■ **AIM**
Return the data exactly, with all pictures removed.
□ □ □ □
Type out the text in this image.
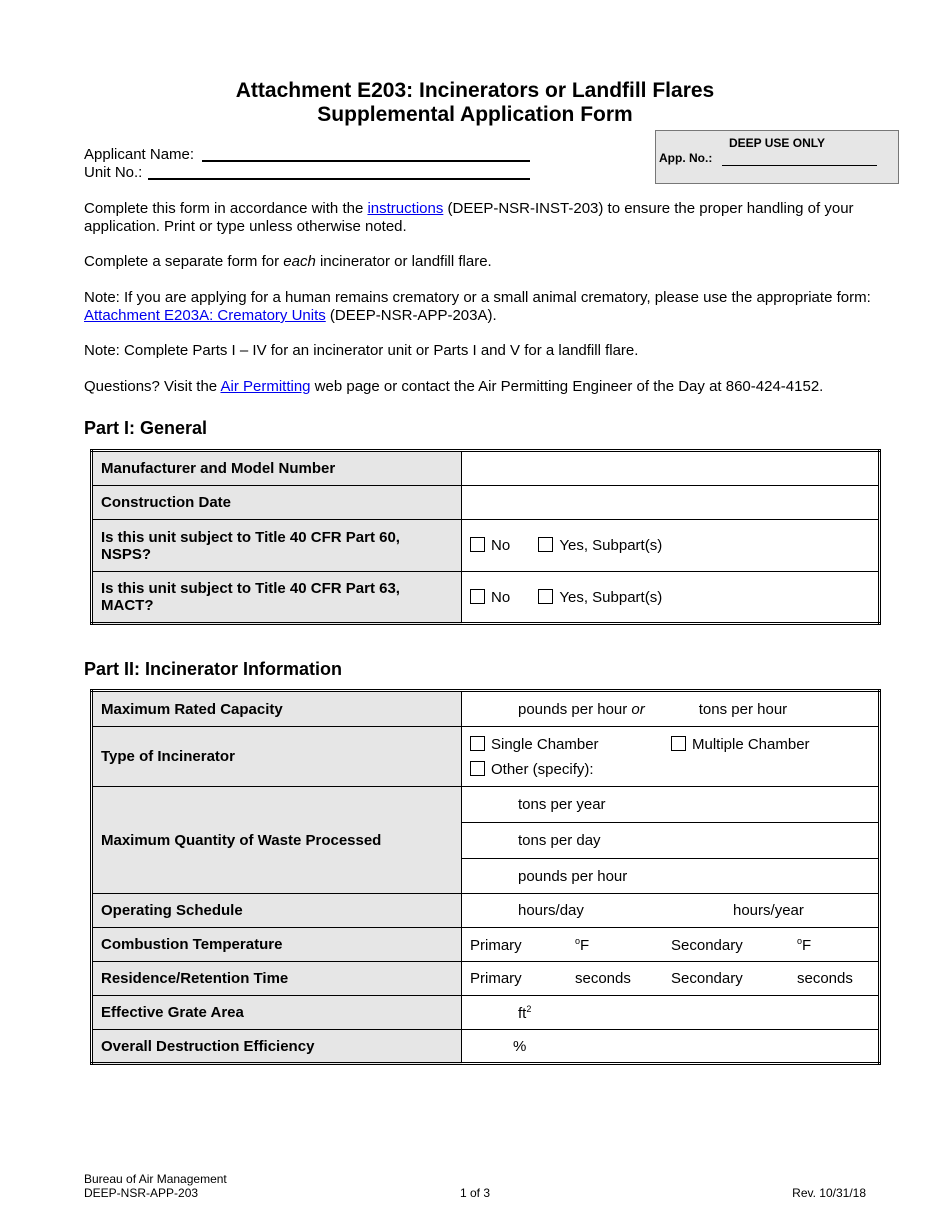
Attachment E203: Incinerators or Landfill Flares
Supplemental Application Form
Applicant Name:
Unit No.:
DEEP USE ONLY
App. No.:
Complete this form in accordance with the instructions (DEEP-NSR-INST-203) to ensure the proper handling of your application. Print or type unless otherwise noted.
Complete a separate form for each incinerator or landfill flare.
Note: If you are applying for a human remains crematory or a small animal crematory, please use the appropriate form: Attachment E203A: Crematory Units (DEEP-NSR-APP-203A).
Note: Complete Parts I – IV for an incinerator unit or Parts I and V for a landfill flare.
Questions? Visit the Air Permitting web page or contact the Air Permitting Engineer of the Day at 860-424-4152.
Part I: General
Manufacturer and Model Number	
Construction Date	
Is this unit subject to Title 40 CFR Part 60, NSPS?	No Yes, Subpart(s)
Is this unit subject to Title 40 CFR Part 63, MACT?	No Yes, Subpart(s)
Part II: Incinerator Information
Maximum Rated Capacity	pounds per hour or tons per hour
Type of Incinerator	Single Chamber Multiple Chamber
Other (specify):
Maximum Quantity of Waste Processed	tons per year
	tons per day
	pounds per hour
Operating Schedule	hours/day hours/year
Combustion Temperature	Primary $^o$F Secondary $^o$F
Residence/Retention Time	Primary seconds Secondary seconds
Effective Grate Area	$ft^2$
Overall Destruction Efficiency	%
Bureau of Air Management
DEEP-NSR-APP-203	1 of 3	Rev. 10/31/18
□ □ □ □
■ **RESPONSE TO THIS TASK**
Type out the text in this image.
Attachment E203: Incinerators or Landfill Flares
Supplemental Application Form
Applicant Name:
Unit No.:
DEEP USE ONLY
App. No.:
Complete this form in accordance with the instructions (DEEP-NSR-INST-203) to ensure the proper handling of your application. Print or type unless otherwise noted.
Complete a separate form for each incinerator or landfill flare.
Note: If you are applying for a human remains crematory or a small animal crematory, please use the appropriate form: Attachment E203A: Crematory Units (DEEP-NSR-APP-203A).
Note: Complete Parts I – IV for an incinerator unit or Parts I and V for a landfill flare.
Questions? Visit the Air Permitting web page or contact the Air Permitting Engineer of the Day at 860-424-4152.
Part I: General
Manufacturer and Model Number	
Construction Date	
Is this unit subject to Title 40 CFR Part 60, NSPS?	No Yes, Subpart(s)
Is this unit subject to Title 40 CFR Part 63, MACT?	No Yes, Subpart(s)
Part II: Incinerator Information
Maximum Rated Capacity	pounds per hour or tons per hour
Type of Incinerator	Single Chamber Multiple Chamber
Other (specify):
Maximum Quantity of Waste Processed	tons per year
	tons per day
	pounds per hour
Operating Schedule	hours/day hours/year
Combustion Temperature	Primary $^o$F Secondary $^o$F
Residence/Retention Time	Primary seconds Secondary seconds
Effective Grate Area	$ft^2$
Overall Destruction Efficiency	%
Bureau of Air Management
DEEP-NSR-APP-203	1 of 3	Rev. 10/31/18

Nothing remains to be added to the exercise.